■ **To do**
Return all lines that include the string "Интернационала".

■ **Given records**
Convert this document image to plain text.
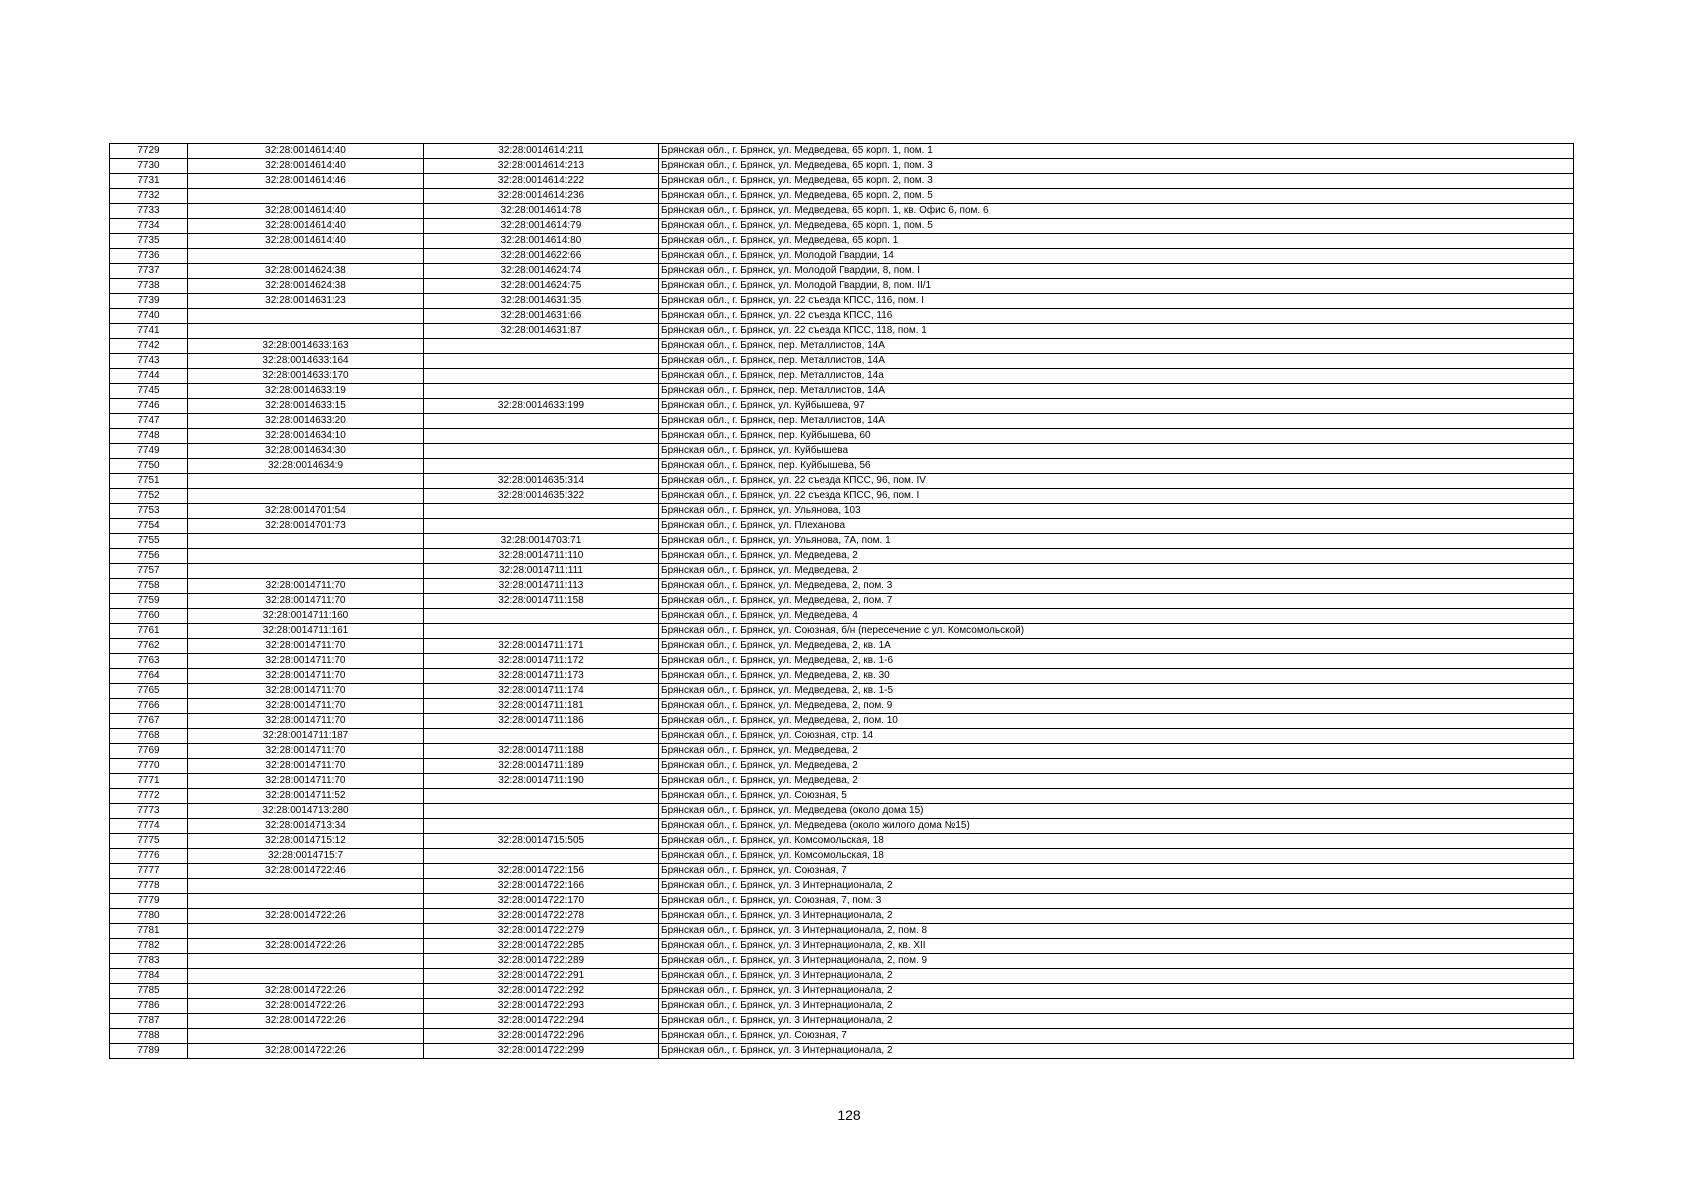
7729	32:28:0014614:40	32:28:0014614:211	Брянская обл., г. Брянск, ул. Медведева, 65 корп. 1, пом. 1
7730	32:28:0014614:40	32:28:0014614:213	Брянская обл., г. Брянск, ул. Медведева, 65 корп. 1, пом. 3
7731	32:28:0014614:46	32:28:0014614:222	Брянская обл., г. Брянск, ул. Медведева, 65 корп. 2, пом. 3
7732		32:28:0014614:236	Брянская обл., г. Брянск, ул. Медведева, 65 корп. 2, пом. 5
7733	32:28:0014614:40	32:28:0014614:78	Брянская обл., г. Брянск, ул. Медведева, 65 корп. 1, кв. Офис 6, пом. 6
7734	32:28:0014614:40	32:28:0014614:79	Брянская обл., г. Брянск, ул. Медведева, 65 корп. 1, пом. 5
7735	32:28:0014614:40	32:28:0014614:80	Брянская обл., г. Брянск, ул. Медведева, 65 корп. 1
7736		32:28:0014622:66	Брянская обл., г. Брянск, ул. Молодой Гвардии, 14
7737	32:28:0014624:38	32:28:0014624:74	Брянская обл., г. Брянск, ул. Молодой Гвардии, 8, пом. I
7738	32:28:0014624:38	32:28:0014624:75	Брянская обл., г. Брянск, ул. Молодой Гвардии, 8, пом. II/1
7739	32:28:0014631:23	32:28:0014631:35	Брянская обл., г. Брянск, ул. 22 съезда КПСС, 116, пом. I
7740		32:28:0014631:66	Брянская обл., г. Брянск, ул. 22 съезда КПСС, 116
7741		32:28:0014631:87	Брянская обл., г. Брянск, ул. 22 съезда КПСС, 118, пом. 1
7742	32:28:0014633:163		Брянская обл., г. Брянск, пер. Металлистов, 14А
7743	32:28:0014633:164		Брянская обл., г. Брянск, пер. Металлистов, 14А
7744	32:28:0014633:170		Брянская обл., г. Брянск, пер. Металлистов, 14а
7745	32:28:0014633:19		Брянская обл., г. Брянск, пер. Металлистов, 14А
7746	32:28:0014633:15	32:28:0014633:199	Брянская обл., г. Брянск, ул. Куйбышева, 97
7747	32:28:0014633:20		Брянская обл., г. Брянск, пер. Металлистов, 14А
7748	32:28:0014634:10		Брянская обл., г. Брянск, пер. Куйбышева, 60
7749	32:28:0014634:30		Брянская обл., г. Брянск, ул. Куйбышева
7750	32:28:0014634:9		Брянская обл., г. Брянск, пер. Куйбышева, 56
7751		32:28:0014635:314	Брянская обл., г. Брянск, ул. 22 съезда КПСС, 96, пом. IV
7752		32:28:0014635:322	Брянская обл., г. Брянск, ул. 22 съезда КПСС, 96, пом. I
7753	32:28:0014701:54		Брянская обл., г. Брянск, ул. Ульянова, 103
7754	32:28:0014701:73		Брянская обл., г. Брянск, ул. Плеханова
7755		32:28:0014703:71	Брянская обл., г. Брянск, ул. Ульянова, 7А, пом. 1
7756		32:28:0014711:110	Брянская обл., г. Брянск, ул. Медведева, 2
7757		32:28:0014711:111	Брянская обл., г. Брянск, ул. Медведева, 2
7758	32:28:0014711:70	32:28:0014711:113	Брянская обл., г. Брянск, ул. Медведева, 2, пом. 3
7759	32:28:0014711:70	32:28:0014711:158	Брянская обл., г. Брянск, ул. Медведева, 2, пом. 7
7760	32:28:0014711:160		Брянская обл., г. Брянск, ул. Медведева, 4
7761	32:28:0014711:161		Брянская обл., г. Брянск, ул. Союзная, б/н (пересечение с ул. Комсомольской)
7762	32:28:0014711:70	32:28:0014711:171	Брянская обл., г. Брянск, ул. Медведева, 2, кв. 1А
7763	32:28:0014711:70	32:28:0014711:172	Брянская обл., г. Брянск, ул. Медведева, 2, кв. 1-6
7764	32:28:0014711:70	32:28:0014711:173	Брянская обл., г. Брянск, ул. Медведева, 2, кв. 30
7765	32:28:0014711:70	32:28:0014711:174	Брянская обл., г. Брянск, ул. Медведева, 2, кв. 1-5
7766	32:28:0014711:70	32:28:0014711:181	Брянская обл., г. Брянск, ул. Медведева, 2, пом. 9
7767	32:28:0014711:70	32:28:0014711:186	Брянская обл., г. Брянск, ул. Медведева, 2, пом. 10
7768	32:28:0014711:187		Брянская обл., г. Брянск, ул. Союзная, стр. 14
7769	32:28:0014711:70	32:28:0014711:188	Брянская обл., г. Брянск, ул. Медведева, 2
7770	32:28:0014711:70	32:28:0014711:189	Брянская обл., г. Брянск, ул. Медведева, 2
7771	32:28:0014711:70	32:28:0014711:190	Брянская обл., г. Брянск, ул. Медведева, 2
7772	32:28:0014711:52		Брянская обл., г. Брянск, ул. Союзная, 5
7773	32:28:0014713:280		Брянская обл., г. Брянск, ул. Медведева (около дома 15)
7774	32:28:0014713:34		Брянская обл., г. Брянск, ул. Медведева (около жилого дома №15)
7775	32:28:0014715:12	32:28:0014715:505	Брянская обл., г. Брянск, ул. Комсомольская, 18
7776	32:28:0014715:7		Брянская обл., г. Брянск, ул. Комсомольская, 18
7777	32:28:0014722:46	32:28:0014722:156	Брянская обл., г. Брянск, ул. Союзная, 7
7778		32:28:0014722:166	Брянская обл., г. Брянск, ул. 3 Интернационала, 2
7779		32:28:0014722:170	Брянская обл., г. Брянск, ул. Союзная, 7, пом. 3
7780	32:28:0014722:26	32:28:0014722:278	Брянская обл., г. Брянск, ул. 3 Интернационала, 2
7781		32:28:0014722:279	Брянская обл., г. Брянск, ул. 3 Интернационала, 2, пом. 8
7782	32:28:0014722:26	32:28:0014722:285	Брянская обл., г. Брянск, ул. 3 Интернационала, 2, кв. XII
7783		32:28:0014722:289	Брянская обл., г. Брянск, ул. 3 Интернационала, 2, пом. 9
7784		32:28:0014722:291	Брянская обл., г. Брянск, ул. 3 Интернационала, 2
7785	32:28:0014722:26	32:28:0014722:292	Брянская обл., г. Брянск, ул. 3 Интернационала, 2
7786	32:28:0014722:26	32:28:0014722:293	Брянская обл., г. Брянск, ул. 3 Интернационала, 2
7787	32:28:0014722:26	32:28:0014722:294	Брянская обл., г. Брянск, ул. 3 Интернационала, 2
7788		32:28:0014722:296	Брянская обл., г. Брянск, ул. Союзная, 7
7789	32:28:0014722:26	32:28:0014722:299	Брянская обл., г. Брянск, ул. 3 Интернационала, 2
128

■ **Problem solution**
7778		32:28:0014722:166	Брянская обл., г. Брянск, ул. 3 Интернационала, 2
7780	32:28:0014722:26	32:28:0014722:278	Брянская обл., г. Брянск, ул. 3 Интернационала, 2
7781		32:28:0014722:279	Брянская обл., г. Брянск, ул. 3 Интернационала, 2, пом. 8
7782	32:28:0014722:26	32:28:0014722:285	Брянская обл., г. Брянск, ул. 3 Интернационала, 2, кв. XII
7783		32:28:0014722:289	Брянская обл., г. Брянск, ул. 3 Интернационала, 2, пом. 9
7784		32:28:0014722:291	Брянская обл., г. Брянск, ул. 3 Интернационала, 2
7785	32:28:0014722:26	32:28:0014722:292	Брянская обл., г. Брянск, ул. 3 Интернационала, 2
7786	32:28:0014722:26	32:28:0014722:293	Брянская обл., г. Брянск, ул. 3 Интернационала, 2
7787	32:28:0014722:26	32:28:0014722:294	Брянская обл., г. Брянск, ул. 3 Интернационала, 2
7789	32:28:0014722:26	32:28:0014722:299	Брянская обл., г. Брянск, ул. 3 Интернационала, 2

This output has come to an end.